◆ **THE PROBLEM**
Output the full listing below exactly, without the pictures.
--- BEGIN MATERIAL SHOWN ---
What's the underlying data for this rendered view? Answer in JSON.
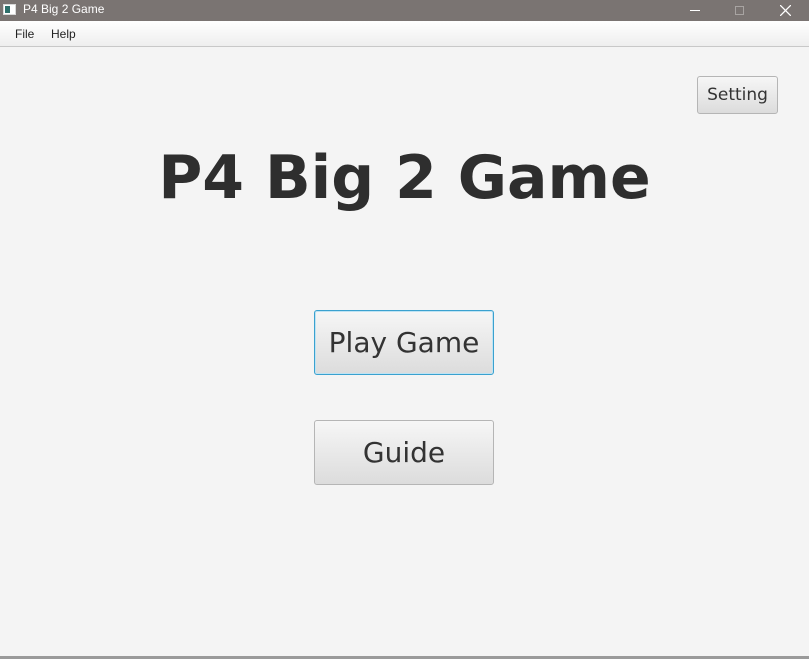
{
  "window": {
    "title": "P4 Big 2 Game",
    "icon": "app-icon",
    "controls": [
      "minimize-icon",
      "maximize-icon",
      "close-icon"
    ]
  },
  "menu": {
    "items": [
      "File",
      "Help"
    ]
  },
  "main": {
    "title": "P4 Big 2 Game",
    "setting_label": "Setting",
    "play_label": "Play Game",
    "guide_label": "Guide"
  },
  "colors": {
    "titlebar": "#7a7472",
    "background": "#f4f4f4",
    "focus_border": "#3aa1cf",
    "title_text": "#2e2e2e"
  }
}
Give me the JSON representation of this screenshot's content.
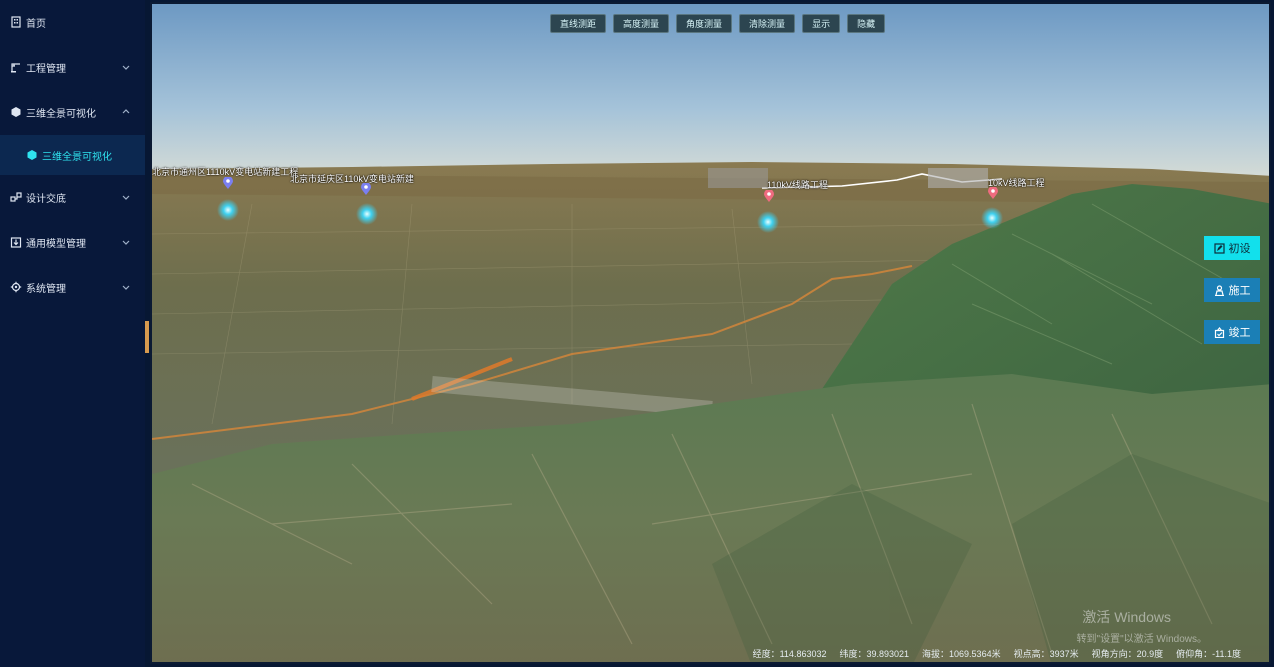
{
  "sidebar": {
    "items": [
      {
        "label": "首页",
        "icon": "building-icon",
        "expandable": false
      },
      {
        "label": "工程管理",
        "icon": "crane-icon",
        "expandable": true
      },
      {
        "label": "三维全景可视化",
        "icon": "cube-icon",
        "expandable": true,
        "expanded": true
      },
      {
        "label": "三维全景可视化",
        "icon": "cube-icon",
        "sub": true,
        "active": true
      },
      {
        "label": "设计交底",
        "icon": "share-icon",
        "expandable": true
      },
      {
        "label": "通用模型管理",
        "icon": "download-icon",
        "expandable": true
      },
      {
        "label": "系统管理",
        "icon": "gear-icon",
        "expandable": true
      }
    ]
  },
  "toolbar": {
    "buttons": [
      "直线测距",
      "高度测量",
      "角度测量",
      "清除测量",
      "显示",
      "隐藏"
    ]
  },
  "map_labels": [
    {
      "text": "北京市通州区1110kV变电站新建工程",
      "color": "blue"
    },
    {
      "text": "北京市延庆区110kV变电站新建",
      "color": "blue"
    },
    {
      "text": "110kV线路工程",
      "color": "red"
    },
    {
      "text": "10kV线路工程",
      "color": "red"
    }
  ],
  "phase_buttons": [
    {
      "label": "初设",
      "icon": "edit-icon",
      "active": true
    },
    {
      "label": "施工",
      "icon": "worker-icon",
      "active": false
    },
    {
      "label": "竣工",
      "icon": "check-icon",
      "active": false
    }
  ],
  "status": {
    "longitude": "经度：114.863032",
    "latitude": "纬度：39.893021",
    "altitude": "海拔：1069.5364米",
    "view_height": "视点高：3937米",
    "heading": "视角方向：20.9度",
    "pitch": "俯仰角：-11.1度"
  },
  "watermark": {
    "line1": "激活 Windows",
    "line2": "转到\"设置\"以激活 Windows。"
  },
  "colors": {
    "sidebar_bg": "#08183a",
    "accent_cyan": "#12e0ec",
    "button_blue": "#1b7fb6"
  }
}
--- END MATERIAL SHOWN ---
◆ **SOLUTION FOR THIS TASK**
What's the underlying data for this rendered view? Answer in JSON.
{
  "window": {
    "title": "P4 Big 2 Game",
    "icon": "app-icon",
    "controls": [
      "minimize-icon",
      "maximize-icon",
      "close-icon"
    ]
  },
  "menu": {
    "items": [
      "File",
      "Help"
    ]
  },
  "main": {
    "title": "P4 Big 2 Game",
    "setting_label": "Setting",
    "play_label": "Play Game",
    "guide_label": "Guide"
  },
  "colors": {
    "titlebar": "#7a7472",
    "background": "#f4f4f4",
    "focus_border": "#3aa1cf",
    "title_text": "#2e2e2e"
  }
}
Give me the JSON representation of this screenshot's content.
{
  "sidebar": {
    "items": [
      {
        "label": "首页",
        "icon": "building-icon",
        "expandable": false
      },
      {
        "label": "工程管理",
        "icon": "crane-icon",
        "expandable": true
      },
      {
        "label": "三维全景可视化",
        "icon": "cube-icon",
        "expandable": true,
        "expanded": true
      },
      {
        "label": "三维全景可视化",
        "icon": "cube-icon",
        "sub": true,
        "active": true
      },
      {
        "label": "设计交底",
        "icon": "share-icon",
        "expandable": true
      },
      {
        "label": "通用模型管理",
        "icon": "download-icon",
        "expandable": true
      },
      {
        "label": "系统管理",
        "icon": "gear-icon",
        "expandable": true
      }
    ]
  },
  "toolbar": {
    "buttons": [
      "直线测距",
      "高度测量",
      "角度测量",
      "清除测量",
      "显示",
      "隐藏"
    ]
  },
  "map_labels": [
    {
      "text": "北京市通州区1110kV变电站新建工程",
      "color": "blue"
    },
    {
      "text": "北京市延庆区110kV变电站新建",
      "color": "blue"
    },
    {
      "text": "110kV线路工程",
      "color": "red"
    },
    {
      "text": "10kV线路工程",
      "color": "red"
    }
  ],
  "phase_buttons": [
    {
      "label": "初设",
      "icon": "edit-icon",
      "active": true
    },
    {
      "label": "施工",
      "icon": "worker-icon",
      "active": false
    },
    {
      "label": "竣工",
      "icon": "check-icon",
      "active": false
    }
  ],
  "status": {
    "longitude": "经度：114.863032",
    "latitude": "纬度：39.893021",
    "altitude": "海拔：1069.5364米",
    "view_height": "视点高：3937米",
    "heading": "视角方向：20.9度",
    "pitch": "俯仰角：-11.1度"
  },
  "watermark": {
    "line1": "激活 Windows",
    "line2": "转到\"设置\"以激活 Windows。"
  },
  "colors": {
    "sidebar_bg": "#08183a",
    "accent_cyan": "#12e0ec",
    "button_blue": "#1b7fb6"
  }
}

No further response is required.